Lines of data:
· · ·

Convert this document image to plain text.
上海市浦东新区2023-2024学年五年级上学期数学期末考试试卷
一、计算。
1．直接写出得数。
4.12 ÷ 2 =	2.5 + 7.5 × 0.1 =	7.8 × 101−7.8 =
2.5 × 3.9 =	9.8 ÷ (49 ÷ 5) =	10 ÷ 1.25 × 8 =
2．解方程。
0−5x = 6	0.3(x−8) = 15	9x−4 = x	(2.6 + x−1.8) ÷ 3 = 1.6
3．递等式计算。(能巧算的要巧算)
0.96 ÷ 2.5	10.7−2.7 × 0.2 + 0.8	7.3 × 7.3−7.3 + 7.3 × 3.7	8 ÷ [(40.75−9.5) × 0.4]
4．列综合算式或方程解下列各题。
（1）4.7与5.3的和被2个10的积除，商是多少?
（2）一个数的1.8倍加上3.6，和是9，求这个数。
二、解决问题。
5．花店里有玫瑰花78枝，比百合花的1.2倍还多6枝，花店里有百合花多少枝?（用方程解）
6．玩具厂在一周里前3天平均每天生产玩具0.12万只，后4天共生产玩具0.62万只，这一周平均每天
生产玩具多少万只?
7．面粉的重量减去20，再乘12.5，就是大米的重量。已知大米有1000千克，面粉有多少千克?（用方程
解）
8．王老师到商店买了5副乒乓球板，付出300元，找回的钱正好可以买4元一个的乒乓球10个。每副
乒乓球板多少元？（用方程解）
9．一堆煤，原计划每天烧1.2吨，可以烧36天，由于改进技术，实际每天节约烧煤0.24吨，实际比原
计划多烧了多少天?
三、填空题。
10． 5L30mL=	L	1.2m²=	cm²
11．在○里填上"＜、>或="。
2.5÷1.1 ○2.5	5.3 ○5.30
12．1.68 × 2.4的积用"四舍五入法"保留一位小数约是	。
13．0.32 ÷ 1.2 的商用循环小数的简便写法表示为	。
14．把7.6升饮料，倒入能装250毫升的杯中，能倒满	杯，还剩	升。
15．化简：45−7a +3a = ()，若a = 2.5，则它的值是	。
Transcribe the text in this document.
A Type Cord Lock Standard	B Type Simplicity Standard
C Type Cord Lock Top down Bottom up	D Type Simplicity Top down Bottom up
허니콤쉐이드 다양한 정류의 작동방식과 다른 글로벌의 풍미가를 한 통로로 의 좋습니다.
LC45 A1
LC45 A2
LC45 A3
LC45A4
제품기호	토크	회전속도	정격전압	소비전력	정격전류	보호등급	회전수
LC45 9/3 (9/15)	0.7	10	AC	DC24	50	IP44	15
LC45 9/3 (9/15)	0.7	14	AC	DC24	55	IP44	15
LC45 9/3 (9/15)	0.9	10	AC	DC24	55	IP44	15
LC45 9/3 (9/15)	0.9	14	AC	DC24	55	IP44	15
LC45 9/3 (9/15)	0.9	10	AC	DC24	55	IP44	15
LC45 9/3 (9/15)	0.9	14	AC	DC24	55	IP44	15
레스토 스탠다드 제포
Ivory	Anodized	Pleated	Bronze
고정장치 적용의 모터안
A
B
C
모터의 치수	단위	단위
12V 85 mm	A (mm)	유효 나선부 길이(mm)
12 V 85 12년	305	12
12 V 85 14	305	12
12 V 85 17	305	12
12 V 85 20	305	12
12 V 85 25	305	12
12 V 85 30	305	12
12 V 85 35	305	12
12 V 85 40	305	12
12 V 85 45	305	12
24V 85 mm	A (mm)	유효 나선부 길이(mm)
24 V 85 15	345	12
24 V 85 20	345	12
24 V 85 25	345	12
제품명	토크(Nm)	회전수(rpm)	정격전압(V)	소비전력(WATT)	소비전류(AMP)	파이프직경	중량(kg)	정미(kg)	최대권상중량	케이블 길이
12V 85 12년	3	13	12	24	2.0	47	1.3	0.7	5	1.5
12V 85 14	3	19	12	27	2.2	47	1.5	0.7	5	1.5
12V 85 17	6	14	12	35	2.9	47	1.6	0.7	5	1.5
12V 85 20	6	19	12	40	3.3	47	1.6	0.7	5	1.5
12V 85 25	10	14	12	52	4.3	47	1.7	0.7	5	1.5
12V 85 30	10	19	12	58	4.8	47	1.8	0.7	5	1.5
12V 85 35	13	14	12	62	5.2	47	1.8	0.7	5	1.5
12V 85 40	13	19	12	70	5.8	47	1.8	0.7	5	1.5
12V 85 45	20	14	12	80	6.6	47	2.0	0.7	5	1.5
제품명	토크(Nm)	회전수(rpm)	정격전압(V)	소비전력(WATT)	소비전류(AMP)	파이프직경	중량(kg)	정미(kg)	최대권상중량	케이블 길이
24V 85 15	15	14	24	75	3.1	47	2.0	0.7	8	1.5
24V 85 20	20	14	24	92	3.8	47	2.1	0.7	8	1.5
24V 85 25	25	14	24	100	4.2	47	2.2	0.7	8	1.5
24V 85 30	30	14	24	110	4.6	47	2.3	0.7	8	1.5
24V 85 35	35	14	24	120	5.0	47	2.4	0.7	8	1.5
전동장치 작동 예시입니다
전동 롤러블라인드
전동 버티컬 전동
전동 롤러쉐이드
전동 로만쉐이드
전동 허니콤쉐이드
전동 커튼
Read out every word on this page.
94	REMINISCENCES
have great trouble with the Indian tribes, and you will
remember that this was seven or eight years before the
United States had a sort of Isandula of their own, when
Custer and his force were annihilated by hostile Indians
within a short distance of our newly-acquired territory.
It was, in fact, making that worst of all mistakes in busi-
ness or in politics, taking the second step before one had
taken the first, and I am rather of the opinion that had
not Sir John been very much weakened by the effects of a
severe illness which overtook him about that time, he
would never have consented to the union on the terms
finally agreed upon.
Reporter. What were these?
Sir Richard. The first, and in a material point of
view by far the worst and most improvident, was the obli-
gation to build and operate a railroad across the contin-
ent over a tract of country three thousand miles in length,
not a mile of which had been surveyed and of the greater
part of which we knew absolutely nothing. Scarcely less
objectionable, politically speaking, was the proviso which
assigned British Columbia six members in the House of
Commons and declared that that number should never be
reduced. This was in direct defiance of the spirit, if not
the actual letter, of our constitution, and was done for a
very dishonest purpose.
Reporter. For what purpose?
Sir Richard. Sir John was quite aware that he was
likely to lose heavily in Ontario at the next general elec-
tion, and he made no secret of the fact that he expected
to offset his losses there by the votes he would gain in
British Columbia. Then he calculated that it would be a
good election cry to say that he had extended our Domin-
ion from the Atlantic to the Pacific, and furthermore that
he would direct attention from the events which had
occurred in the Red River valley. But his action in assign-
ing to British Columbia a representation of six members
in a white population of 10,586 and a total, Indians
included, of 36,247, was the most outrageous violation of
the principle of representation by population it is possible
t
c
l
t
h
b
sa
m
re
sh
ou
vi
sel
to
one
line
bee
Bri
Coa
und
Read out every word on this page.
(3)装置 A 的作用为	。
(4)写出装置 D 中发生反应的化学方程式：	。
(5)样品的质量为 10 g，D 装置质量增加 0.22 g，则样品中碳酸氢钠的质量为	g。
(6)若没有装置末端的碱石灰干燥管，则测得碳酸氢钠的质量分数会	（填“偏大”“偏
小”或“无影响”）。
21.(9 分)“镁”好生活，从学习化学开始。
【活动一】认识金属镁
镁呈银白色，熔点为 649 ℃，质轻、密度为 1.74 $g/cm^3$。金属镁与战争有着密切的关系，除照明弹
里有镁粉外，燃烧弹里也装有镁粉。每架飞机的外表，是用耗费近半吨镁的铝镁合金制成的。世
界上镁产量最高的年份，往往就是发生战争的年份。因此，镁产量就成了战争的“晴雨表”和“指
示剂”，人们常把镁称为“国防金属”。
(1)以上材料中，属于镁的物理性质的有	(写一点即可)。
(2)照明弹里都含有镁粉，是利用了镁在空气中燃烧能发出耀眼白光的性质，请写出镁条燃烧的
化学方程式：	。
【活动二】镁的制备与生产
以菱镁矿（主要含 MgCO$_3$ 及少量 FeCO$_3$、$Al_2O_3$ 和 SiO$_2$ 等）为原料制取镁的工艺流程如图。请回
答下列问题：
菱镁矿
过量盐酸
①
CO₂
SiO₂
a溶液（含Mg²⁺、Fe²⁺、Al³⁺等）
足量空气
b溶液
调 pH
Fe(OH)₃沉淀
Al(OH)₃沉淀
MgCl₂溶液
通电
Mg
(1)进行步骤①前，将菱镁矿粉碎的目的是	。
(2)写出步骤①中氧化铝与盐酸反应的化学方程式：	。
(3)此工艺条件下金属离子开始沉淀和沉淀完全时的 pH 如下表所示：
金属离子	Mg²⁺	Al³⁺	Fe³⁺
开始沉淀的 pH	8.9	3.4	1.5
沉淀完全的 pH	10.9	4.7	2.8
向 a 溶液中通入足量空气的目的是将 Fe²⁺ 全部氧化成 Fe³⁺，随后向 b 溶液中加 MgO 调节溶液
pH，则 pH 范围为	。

· · ·

What is required:
Take each line of the material that contains the word "never" and list it.

Full answer:
would never have consented to the union on the terms
Commons and declared that that number should never be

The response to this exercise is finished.